━━━━━ Information given
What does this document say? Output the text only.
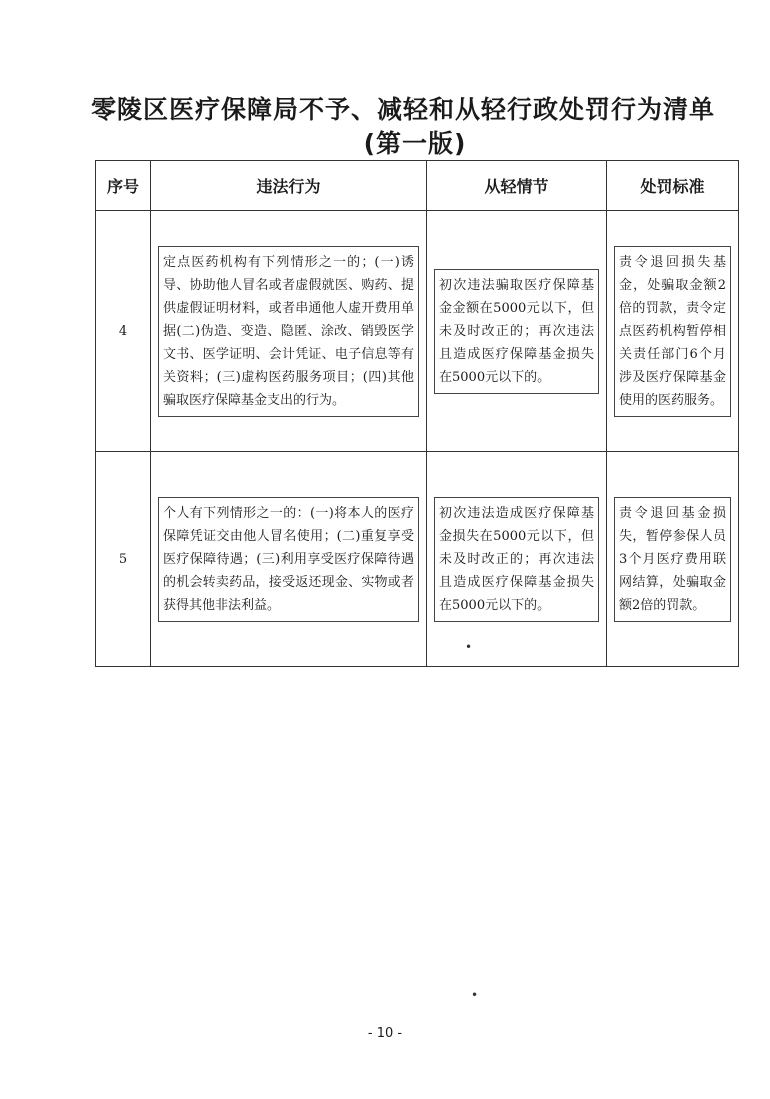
零陵区医疗保障局不予、减轻和从轻行政处罚行为清单
(第一版)
序号	违法行为	从轻情节	处罚标准
4	定点医药机构有下列情形之一的；(一)诱导、协助他人冒名或者虚假就医、购药、提供虚假证明材料，或者串通他人虚开费用单据(二)伪造、变造、隐匿、涂改、销毁医学文书、医学证明、会计凭证、电子信息等有关资料；(三)虚构医药服务项目；(四)其他骗取医疗保障基金支出的行为。	初次违法骗取医疗保障基金金额在5000元以下，但未及时改正的；再次违法且造成医疗保障基金损失在5000元以下的。	责令退回损失基金，处骗取金额2倍的罚款，责令定点医药机构暂停相关责任部门6个月涉及医疗保障基金使用的医药服务。

5	个人有下列情形之一的：(一)将本人的医疗保障凭证交由他人冒名使用；(二)重复享受医疗保障待遇；(三)利用享受医疗保障待遇的机会转卖药品，接受返还现金、实物或者获得其他非法利益。	初次违法造成医疗保障基金损失在5000元以下，但未及时改正的；再次违法且造成医疗保障基金损失在5000元以下的。	责令退回基金损失，暂停参保人员3个月医疗费用联网结算，处骗取金额2倍的罚款。
•
•
- 10 -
━━━━━━━━━━
Required task ▸ Give an exact reproduction of every line, leaving out any picture.

Complete response ▸
What does this document say? Output the text only.
零陵区医疗保障局不予、减轻和从轻行政处罚行为清单
(第一版)
序号	违法行为	从轻情节	处罚标准
4	定点医药机构有下列情形之一的；(一)诱导、协助他人冒名或者虚假就医、购药、提供虚假证明材料，或者串通他人虚开费用单据(二)伪造、变造、隐匿、涂改、销毁医学文书、医学证明、会计凭证、电子信息等有关资料；(三)虚构医药服务项目；(四)其他骗取医疗保障基金支出的行为。	初次违法骗取医疗保障基金金额在5000元以下，但未及时改正的；再次违法且造成医疗保障基金损失在5000元以下的。	责令退回损失基金，处骗取金额2倍的罚款，责令定点医药机构暂停相关责任部门6个月涉及医疗保障基金使用的医药服务。

5	个人有下列情形之一的：(一)将本人的医疗保障凭证交由他人冒名使用；(二)重复享受医疗保障待遇；(三)利用享受医疗保障待遇的机会转卖药品，接受返还现金、实物或者获得其他非法利益。	初次违法造成医疗保障基金损失在5000元以下，但未及时改正的；再次违法且造成医疗保障基金损失在5000元以下的。	责令退回基金损失，暂停参保人员3个月医疗费用联网结算，处骗取金额2倍的罚款。
•
•
- 10 -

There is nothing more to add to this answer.